_WHAT TO DO_: In the data, extract each line that holds the string "source".

_TASK MATERIAL_:

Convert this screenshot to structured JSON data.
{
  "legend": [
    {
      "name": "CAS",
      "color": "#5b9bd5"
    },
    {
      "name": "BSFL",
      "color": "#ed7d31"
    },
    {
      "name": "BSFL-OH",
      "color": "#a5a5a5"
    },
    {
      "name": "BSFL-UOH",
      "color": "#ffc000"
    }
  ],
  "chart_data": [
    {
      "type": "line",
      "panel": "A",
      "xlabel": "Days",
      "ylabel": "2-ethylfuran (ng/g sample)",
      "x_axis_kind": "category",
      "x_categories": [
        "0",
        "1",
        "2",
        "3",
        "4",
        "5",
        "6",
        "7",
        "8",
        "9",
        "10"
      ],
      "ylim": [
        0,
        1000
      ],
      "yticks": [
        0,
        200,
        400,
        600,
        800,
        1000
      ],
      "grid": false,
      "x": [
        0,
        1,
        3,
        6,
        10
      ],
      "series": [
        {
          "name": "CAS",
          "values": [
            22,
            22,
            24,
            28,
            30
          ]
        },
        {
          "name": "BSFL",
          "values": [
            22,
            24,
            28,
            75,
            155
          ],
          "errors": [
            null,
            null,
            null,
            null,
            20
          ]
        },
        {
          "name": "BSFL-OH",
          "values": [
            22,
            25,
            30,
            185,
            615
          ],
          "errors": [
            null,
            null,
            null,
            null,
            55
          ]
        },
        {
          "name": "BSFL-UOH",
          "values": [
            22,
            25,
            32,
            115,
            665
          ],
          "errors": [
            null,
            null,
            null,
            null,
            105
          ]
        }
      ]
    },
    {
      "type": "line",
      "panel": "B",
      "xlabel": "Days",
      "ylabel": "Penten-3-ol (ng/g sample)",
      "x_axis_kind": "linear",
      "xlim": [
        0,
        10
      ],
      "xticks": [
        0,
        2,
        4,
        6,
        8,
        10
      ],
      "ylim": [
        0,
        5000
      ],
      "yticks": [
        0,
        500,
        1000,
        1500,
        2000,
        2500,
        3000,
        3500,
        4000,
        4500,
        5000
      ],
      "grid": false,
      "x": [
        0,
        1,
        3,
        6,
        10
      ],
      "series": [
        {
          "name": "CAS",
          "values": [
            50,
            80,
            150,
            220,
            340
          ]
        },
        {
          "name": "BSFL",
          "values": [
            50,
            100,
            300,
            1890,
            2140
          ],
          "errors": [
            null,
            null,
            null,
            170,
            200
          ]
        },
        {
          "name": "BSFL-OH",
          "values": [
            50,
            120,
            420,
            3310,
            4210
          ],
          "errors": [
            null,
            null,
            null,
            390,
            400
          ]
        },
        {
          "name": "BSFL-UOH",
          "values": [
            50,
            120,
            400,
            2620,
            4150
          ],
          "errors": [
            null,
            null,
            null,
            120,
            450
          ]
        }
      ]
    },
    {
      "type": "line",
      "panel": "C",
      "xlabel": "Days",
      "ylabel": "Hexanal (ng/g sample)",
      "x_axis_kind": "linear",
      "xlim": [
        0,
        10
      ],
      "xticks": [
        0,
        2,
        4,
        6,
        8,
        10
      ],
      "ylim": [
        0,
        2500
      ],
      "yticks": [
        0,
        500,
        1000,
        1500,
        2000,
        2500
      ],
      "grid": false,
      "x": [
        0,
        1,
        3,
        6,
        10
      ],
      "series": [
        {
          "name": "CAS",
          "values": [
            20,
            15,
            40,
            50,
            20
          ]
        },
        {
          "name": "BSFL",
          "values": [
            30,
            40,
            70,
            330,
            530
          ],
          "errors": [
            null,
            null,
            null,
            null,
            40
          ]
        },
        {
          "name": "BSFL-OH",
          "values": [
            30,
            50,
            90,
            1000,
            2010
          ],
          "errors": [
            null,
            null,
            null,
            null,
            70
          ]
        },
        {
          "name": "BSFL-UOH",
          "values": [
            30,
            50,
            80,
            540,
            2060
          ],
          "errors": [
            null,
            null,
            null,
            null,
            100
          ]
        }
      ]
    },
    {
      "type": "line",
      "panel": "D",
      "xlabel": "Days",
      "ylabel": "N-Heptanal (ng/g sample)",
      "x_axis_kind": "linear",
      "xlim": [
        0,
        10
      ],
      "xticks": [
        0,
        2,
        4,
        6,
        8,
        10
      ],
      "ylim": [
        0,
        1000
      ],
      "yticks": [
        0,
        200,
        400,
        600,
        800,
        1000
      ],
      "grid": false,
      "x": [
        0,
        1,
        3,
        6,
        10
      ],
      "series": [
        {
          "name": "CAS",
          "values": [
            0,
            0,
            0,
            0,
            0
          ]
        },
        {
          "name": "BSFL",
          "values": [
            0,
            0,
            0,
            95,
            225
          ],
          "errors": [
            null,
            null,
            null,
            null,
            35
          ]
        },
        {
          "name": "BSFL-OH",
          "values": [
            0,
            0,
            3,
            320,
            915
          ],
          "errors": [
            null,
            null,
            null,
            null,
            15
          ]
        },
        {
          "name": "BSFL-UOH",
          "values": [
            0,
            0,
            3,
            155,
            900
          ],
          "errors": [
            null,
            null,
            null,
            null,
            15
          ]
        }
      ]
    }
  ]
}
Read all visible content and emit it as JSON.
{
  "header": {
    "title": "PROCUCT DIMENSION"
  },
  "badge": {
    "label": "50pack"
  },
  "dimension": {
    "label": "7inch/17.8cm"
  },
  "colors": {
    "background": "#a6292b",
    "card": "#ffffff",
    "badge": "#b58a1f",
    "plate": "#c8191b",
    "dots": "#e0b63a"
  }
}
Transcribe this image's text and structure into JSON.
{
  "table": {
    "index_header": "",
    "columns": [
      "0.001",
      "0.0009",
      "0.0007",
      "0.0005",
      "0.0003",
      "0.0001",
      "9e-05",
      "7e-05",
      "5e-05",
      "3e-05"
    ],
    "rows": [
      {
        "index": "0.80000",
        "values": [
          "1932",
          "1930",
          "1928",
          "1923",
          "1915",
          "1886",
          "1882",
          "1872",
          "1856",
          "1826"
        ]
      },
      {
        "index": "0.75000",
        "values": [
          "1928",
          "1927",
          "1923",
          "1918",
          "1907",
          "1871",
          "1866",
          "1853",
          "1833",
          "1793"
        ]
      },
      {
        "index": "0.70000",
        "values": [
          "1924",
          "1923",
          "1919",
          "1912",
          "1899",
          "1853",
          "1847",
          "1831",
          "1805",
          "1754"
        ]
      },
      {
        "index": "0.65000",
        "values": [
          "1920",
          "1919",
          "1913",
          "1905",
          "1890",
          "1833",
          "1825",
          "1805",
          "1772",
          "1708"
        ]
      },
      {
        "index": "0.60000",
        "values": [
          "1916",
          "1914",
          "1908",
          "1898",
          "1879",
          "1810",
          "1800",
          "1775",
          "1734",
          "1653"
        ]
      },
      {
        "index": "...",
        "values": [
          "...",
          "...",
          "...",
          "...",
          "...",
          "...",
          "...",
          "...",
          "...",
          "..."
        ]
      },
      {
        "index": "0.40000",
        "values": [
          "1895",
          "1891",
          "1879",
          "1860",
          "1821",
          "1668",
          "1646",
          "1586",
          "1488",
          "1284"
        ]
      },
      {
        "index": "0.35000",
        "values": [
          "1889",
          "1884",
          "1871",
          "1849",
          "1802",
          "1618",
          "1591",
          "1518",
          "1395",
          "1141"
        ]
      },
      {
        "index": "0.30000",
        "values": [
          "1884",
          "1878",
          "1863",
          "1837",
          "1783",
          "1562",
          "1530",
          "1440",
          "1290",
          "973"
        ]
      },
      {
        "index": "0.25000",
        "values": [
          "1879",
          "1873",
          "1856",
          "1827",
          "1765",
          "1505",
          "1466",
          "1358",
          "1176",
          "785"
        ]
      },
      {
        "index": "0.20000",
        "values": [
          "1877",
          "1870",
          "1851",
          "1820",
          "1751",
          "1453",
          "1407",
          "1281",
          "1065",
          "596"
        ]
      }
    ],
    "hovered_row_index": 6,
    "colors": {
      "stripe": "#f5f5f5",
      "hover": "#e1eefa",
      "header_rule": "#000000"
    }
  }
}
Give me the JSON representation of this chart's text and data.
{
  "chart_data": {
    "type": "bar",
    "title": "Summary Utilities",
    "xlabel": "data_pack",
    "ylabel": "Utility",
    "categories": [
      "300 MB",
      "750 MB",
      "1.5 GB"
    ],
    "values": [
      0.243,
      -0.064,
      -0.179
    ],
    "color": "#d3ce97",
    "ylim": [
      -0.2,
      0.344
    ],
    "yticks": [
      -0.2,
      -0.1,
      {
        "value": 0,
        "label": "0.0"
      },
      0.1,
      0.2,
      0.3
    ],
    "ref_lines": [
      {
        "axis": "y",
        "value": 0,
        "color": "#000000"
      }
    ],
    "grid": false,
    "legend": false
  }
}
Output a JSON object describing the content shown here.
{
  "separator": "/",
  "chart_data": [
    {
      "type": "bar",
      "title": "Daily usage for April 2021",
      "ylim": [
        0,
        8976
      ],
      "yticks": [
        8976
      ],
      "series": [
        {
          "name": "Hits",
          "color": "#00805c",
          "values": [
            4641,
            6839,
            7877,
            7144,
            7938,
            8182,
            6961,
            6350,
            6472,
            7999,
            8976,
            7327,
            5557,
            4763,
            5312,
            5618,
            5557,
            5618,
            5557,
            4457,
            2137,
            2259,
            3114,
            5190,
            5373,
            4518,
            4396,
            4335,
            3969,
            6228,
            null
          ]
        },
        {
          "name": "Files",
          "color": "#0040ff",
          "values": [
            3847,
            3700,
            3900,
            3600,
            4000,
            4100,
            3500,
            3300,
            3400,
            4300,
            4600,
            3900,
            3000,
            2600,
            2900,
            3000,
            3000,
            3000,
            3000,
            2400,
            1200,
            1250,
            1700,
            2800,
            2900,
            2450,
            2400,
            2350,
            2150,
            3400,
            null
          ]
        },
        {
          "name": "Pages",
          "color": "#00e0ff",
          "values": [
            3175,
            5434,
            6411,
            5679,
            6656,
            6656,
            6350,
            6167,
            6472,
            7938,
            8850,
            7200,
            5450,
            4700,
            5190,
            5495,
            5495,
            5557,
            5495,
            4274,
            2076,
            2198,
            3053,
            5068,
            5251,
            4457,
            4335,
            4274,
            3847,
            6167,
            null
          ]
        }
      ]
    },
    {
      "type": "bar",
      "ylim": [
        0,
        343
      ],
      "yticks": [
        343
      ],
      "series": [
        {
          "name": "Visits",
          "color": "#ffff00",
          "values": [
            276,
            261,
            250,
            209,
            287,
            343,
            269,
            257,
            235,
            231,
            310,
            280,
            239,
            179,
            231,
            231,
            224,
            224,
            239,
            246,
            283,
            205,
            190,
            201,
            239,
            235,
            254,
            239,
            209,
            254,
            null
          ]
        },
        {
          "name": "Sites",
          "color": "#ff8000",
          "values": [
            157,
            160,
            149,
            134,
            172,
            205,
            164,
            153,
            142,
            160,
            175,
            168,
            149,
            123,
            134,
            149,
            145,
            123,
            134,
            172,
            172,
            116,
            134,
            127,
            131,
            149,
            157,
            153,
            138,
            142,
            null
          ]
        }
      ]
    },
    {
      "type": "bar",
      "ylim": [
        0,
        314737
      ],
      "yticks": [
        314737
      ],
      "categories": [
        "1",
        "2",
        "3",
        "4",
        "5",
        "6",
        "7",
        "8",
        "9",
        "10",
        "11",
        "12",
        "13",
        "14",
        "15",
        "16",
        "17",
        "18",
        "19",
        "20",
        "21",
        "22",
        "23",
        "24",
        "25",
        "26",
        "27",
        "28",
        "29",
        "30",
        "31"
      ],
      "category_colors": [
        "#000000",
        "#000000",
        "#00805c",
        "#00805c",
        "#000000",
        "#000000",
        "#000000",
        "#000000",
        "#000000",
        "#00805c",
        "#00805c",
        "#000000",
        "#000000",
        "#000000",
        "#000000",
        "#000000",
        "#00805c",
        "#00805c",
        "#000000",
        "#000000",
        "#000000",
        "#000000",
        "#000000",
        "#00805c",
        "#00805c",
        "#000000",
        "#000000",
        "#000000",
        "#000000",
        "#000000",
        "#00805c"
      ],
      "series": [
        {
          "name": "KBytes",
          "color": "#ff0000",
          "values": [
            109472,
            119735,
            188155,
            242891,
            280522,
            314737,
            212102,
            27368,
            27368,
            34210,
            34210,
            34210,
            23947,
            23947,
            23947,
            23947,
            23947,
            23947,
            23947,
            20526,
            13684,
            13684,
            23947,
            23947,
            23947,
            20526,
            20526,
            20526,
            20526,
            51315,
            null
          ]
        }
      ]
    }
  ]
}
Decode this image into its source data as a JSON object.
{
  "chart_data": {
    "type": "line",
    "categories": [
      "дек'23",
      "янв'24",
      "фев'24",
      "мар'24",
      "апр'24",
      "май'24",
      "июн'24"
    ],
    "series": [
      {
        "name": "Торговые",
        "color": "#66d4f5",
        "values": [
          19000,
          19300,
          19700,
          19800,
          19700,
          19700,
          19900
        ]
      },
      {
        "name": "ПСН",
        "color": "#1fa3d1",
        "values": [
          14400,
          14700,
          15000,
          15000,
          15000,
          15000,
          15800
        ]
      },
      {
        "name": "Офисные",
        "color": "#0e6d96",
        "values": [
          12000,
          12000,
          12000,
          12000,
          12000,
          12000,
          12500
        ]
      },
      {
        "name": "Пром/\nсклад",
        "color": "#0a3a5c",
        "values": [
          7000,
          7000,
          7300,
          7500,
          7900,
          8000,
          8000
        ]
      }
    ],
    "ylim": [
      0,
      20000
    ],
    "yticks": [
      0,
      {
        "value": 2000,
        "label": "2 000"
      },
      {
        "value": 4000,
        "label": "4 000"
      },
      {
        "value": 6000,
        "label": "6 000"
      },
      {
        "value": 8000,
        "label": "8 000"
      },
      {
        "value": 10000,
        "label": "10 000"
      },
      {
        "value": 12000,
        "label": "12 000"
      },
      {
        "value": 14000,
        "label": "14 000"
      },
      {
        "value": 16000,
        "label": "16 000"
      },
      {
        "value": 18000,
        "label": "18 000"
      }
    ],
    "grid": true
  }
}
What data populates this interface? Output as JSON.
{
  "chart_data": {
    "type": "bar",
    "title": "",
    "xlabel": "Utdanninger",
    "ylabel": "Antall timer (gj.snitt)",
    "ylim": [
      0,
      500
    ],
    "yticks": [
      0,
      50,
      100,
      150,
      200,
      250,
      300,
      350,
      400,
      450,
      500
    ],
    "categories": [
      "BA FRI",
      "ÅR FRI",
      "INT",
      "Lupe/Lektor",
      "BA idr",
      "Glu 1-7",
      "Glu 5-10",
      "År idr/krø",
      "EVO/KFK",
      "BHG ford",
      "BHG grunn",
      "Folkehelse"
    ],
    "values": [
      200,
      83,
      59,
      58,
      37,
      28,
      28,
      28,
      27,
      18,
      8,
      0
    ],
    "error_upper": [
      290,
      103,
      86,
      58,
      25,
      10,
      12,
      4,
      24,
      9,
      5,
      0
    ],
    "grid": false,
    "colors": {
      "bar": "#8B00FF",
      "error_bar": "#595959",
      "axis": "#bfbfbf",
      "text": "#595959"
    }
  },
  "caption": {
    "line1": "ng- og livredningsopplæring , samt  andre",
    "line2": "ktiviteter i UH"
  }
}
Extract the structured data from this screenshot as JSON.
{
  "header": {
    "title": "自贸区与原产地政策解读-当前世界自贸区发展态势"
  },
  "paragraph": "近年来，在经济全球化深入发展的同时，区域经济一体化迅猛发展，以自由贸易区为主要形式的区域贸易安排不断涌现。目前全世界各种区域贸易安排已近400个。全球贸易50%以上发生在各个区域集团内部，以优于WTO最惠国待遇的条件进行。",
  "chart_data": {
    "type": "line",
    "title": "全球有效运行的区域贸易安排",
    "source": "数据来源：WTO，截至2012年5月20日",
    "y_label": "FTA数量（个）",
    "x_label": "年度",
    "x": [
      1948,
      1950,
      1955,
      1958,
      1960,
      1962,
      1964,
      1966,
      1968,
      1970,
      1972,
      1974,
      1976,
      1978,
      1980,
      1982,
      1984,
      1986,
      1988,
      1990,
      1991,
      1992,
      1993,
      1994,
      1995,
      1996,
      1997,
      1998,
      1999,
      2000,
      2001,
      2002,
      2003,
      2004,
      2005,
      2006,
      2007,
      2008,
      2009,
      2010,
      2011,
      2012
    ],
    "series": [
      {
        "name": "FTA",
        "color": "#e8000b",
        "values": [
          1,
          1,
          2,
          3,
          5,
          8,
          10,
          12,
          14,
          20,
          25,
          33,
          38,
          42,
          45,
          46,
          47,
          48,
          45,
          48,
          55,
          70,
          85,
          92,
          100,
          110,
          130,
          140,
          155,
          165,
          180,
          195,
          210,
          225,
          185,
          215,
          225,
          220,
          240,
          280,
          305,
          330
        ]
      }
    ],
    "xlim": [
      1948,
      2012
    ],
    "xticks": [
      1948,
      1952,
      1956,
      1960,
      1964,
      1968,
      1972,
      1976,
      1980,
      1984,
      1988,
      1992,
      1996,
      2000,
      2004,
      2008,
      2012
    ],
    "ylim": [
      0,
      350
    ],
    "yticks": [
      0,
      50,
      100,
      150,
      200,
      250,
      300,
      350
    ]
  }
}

_THE RESULT_:
Decode this image into its source data as a JSON object.
    "source": "数据来源：WTO，截至2012年5月20日",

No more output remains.